◆ TASK PROMPT:
Reproduce every entry below precisely. Pictures are excluded from the copy.

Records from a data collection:
------------------------------------------------------------------------

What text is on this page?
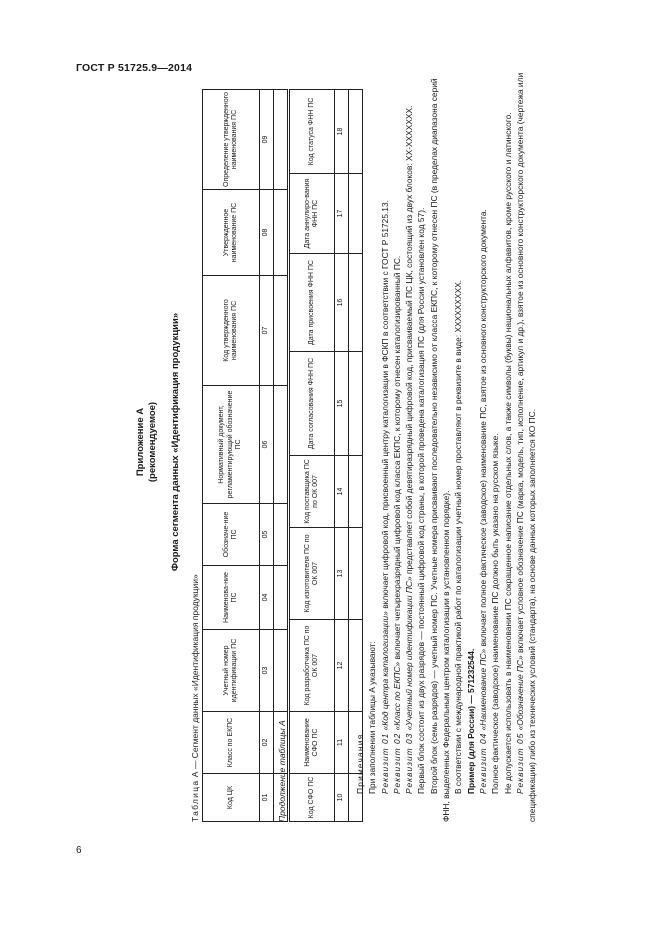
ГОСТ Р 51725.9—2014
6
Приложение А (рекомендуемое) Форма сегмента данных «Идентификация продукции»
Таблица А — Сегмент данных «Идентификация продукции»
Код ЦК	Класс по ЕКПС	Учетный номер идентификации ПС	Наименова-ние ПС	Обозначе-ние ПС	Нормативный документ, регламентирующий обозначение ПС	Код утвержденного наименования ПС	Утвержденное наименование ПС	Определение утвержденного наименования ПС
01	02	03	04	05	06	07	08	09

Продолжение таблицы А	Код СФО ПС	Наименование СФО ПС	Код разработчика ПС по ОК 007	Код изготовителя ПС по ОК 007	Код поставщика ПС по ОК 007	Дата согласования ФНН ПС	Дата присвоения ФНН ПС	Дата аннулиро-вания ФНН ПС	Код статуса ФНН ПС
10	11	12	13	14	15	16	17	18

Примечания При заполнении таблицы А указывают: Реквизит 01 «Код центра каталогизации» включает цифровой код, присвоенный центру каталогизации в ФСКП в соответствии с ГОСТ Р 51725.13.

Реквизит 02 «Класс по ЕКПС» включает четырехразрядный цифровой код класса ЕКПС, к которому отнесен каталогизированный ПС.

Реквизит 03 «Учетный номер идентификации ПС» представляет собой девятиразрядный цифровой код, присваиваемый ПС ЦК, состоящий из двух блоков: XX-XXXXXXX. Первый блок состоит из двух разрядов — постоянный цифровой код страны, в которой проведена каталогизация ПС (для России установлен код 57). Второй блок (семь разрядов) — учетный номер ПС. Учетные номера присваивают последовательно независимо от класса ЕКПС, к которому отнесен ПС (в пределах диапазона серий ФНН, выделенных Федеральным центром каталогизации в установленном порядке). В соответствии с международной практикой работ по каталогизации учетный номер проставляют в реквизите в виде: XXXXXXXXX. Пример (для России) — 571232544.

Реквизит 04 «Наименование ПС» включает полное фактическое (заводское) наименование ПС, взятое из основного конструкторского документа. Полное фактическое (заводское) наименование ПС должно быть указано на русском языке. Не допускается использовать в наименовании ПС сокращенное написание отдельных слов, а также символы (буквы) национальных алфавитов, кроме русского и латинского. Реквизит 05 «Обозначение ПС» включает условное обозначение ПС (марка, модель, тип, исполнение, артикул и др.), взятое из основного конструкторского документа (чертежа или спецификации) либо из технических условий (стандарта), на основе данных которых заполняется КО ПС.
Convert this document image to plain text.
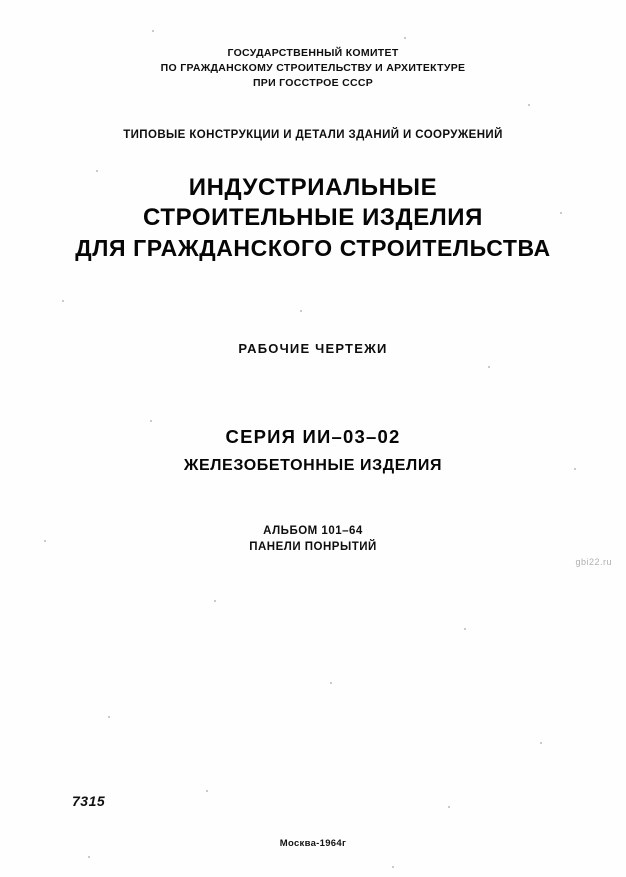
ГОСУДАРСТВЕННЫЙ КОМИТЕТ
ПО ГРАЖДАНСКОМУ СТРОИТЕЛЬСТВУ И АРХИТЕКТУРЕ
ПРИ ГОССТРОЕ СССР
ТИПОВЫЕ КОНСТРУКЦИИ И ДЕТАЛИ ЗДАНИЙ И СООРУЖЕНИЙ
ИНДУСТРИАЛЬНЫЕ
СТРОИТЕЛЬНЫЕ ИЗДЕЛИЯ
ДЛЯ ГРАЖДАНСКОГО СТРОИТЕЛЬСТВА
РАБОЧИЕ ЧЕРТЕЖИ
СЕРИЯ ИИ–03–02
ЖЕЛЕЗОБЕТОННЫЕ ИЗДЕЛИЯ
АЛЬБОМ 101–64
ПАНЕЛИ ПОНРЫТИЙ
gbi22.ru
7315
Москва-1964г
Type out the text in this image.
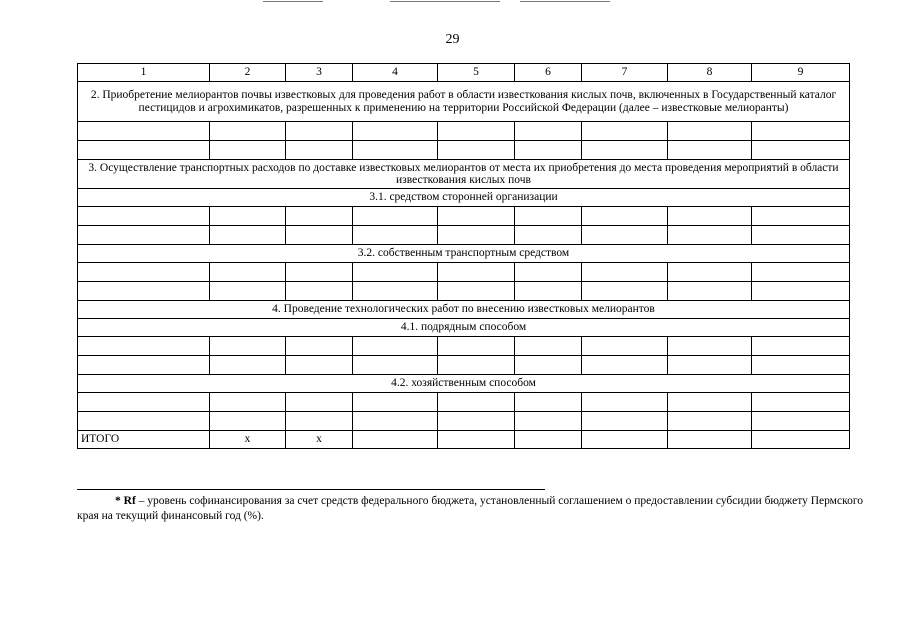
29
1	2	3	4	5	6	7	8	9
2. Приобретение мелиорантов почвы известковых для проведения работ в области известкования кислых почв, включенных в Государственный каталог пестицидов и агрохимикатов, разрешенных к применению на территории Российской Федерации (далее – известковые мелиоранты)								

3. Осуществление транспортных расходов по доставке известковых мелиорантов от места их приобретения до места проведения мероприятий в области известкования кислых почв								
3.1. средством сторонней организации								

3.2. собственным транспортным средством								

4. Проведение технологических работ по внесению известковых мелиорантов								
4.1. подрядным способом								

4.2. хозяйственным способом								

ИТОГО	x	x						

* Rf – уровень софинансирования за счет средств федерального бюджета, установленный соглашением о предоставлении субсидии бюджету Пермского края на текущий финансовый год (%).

------------------------------------------------------------------------

◆ RESULT OF THE EXERCISE:
What text is on this page?
ГОСТ Р 51725.9—2014
6
Приложение А (рекомендуемое) Форма сегмента данных «Идентификация продукции»
Таблица А — Сегмент данных «Идентификация продукции»
Код ЦК	Класс по ЕКПС	Учетный номер идентификации ПС	Наименова-ние ПС	Обозначе-ние ПС	Нормативный документ, регламентирующий обозначение ПС	Код утвержденного наименования ПС	Утвержденное наименование ПС	Определение утвержденного наименования ПС
01	02	03	04	05	06	07	08	09

Продолжение таблицы А	Код СФО ПС	Наименование СФО ПС	Код разработчика ПС по ОК 007	Код изготовителя ПС по ОК 007	Код поставщика ПС по ОК 007	Дата согласования ФНН ПС	Дата присвоения ФНН ПС	Дата аннулиро-вания ФНН ПС	Код статуса ФНН ПС
10	11	12	13	14	15	16	17	18

Примечания При заполнении таблицы А указывают: Реквизит 01 «Код центра каталогизации» включает цифровой код, присвоенный центру каталогизации в ФСКП в соответствии с ГОСТ Р 51725.13.

Реквизит 02 «Класс по ЕКПС» включает четырехразрядный цифровой код класса ЕКПС, к которому отнесен каталогизированный ПС.

Реквизит 03 «Учетный номер идентификации ПС» представляет собой девятиразрядный цифровой код, присваиваемый ПС ЦК, состоящий из двух блоков: XX-XXXXXXX. Первый блок состоит из двух разрядов — постоянный цифровой код страны, в которой проведена каталогизация ПС (для России установлен код 57). Второй блок (семь разрядов) — учетный номер ПС. Учетные номера присваивают последовательно независимо от класса ЕКПС, к которому отнесен ПС (в пределах диапазона серий ФНН, выделенных Федеральным центром каталогизации в установленном порядке). В соответствии с международной практикой работ по каталогизации учетный номер проставляют в реквизите в виде: XXXXXXXXX. Пример (для России) — 571232544.

Реквизит 04 «Наименование ПС» включает полное фактическое (заводское) наименование ПС, взятое из основного конструкторского документа. Полное фактическое (заводское) наименование ПС должно быть указано на русском языке. Не допускается использовать в наименовании ПС сокращенное написание отдельных слов, а также символы (буквы) национальных алфавитов, кроме русского и латинского. Реквизит 05 «Обозначение ПС» включает условное обозначение ПС (марка, модель, тип, исполнение, артикул и др.), взятое из основного конструкторского документа (чертежа или спецификации) либо из технических условий (стандарта), на основе данных которых заполняется КО ПС.
Convert this document image to plain text.
ГОСУДАРСТВЕННЫЙ КОМИТЕТ
ПО ГРАЖДАНСКОМУ СТРОИТЕЛЬСТВУ И АРХИТЕКТУРЕ
ПРИ ГОССТРОЕ СССР
ТИПОВЫЕ КОНСТРУКЦИИ И ДЕТАЛИ ЗДАНИЙ И СООРУЖЕНИЙ
ИНДУСТРИАЛЬНЫЕ
СТРОИТЕЛЬНЫЕ ИЗДЕЛИЯ
ДЛЯ ГРАЖДАНСКОГО СТРОИТЕЛЬСТВА
РАБОЧИЕ ЧЕРТЕЖИ
СЕРИЯ ИИ–03–02
ЖЕЛЕЗОБЕТОННЫЕ ИЗДЕЛИЯ
АЛЬБОМ 101–64
ПАНЕЛИ ПОНРЫТИЙ
gbi22.ru
7315
Москва-1964г
Type out the text in this image.
29
1	2	3	4	5	6	7	8	9
2. Приобретение мелиорантов почвы известковых для проведения работ в области известкования кислых почв, включенных в Государственный каталог пестицидов и агрохимикатов, разрешенных к применению на территории Российской Федерации (далее – известковые мелиоранты)								

3. Осуществление транспортных расходов по доставке известковых мелиорантов от места их приобретения до места проведения мероприятий в области известкования кислых почв								
3.1. средством сторонней организации								

3.2. собственным транспортным средством								

4. Проведение технологических работ по внесению известковых мелиорантов								
4.1. подрядным способом								

4.2. хозяйственным способом								

ИТОГО	x	x						

* Rf – уровень софинансирования за счет средств федерального бюджета, установленный соглашением о предоставлении субсидии бюджету Пермского края на текущий финансовый год (%).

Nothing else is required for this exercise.